#### Instructions to follow:
From the entries below, extract every line that includes the word "Coins".

----------

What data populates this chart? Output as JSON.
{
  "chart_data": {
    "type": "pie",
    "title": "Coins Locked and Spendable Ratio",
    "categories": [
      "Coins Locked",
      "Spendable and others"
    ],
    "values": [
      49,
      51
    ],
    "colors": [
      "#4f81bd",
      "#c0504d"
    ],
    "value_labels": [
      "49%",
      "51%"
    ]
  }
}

----------

#### Answer to the task:
    "title": "Coins Locked and Spendable Ratio",
      "Coins Locked",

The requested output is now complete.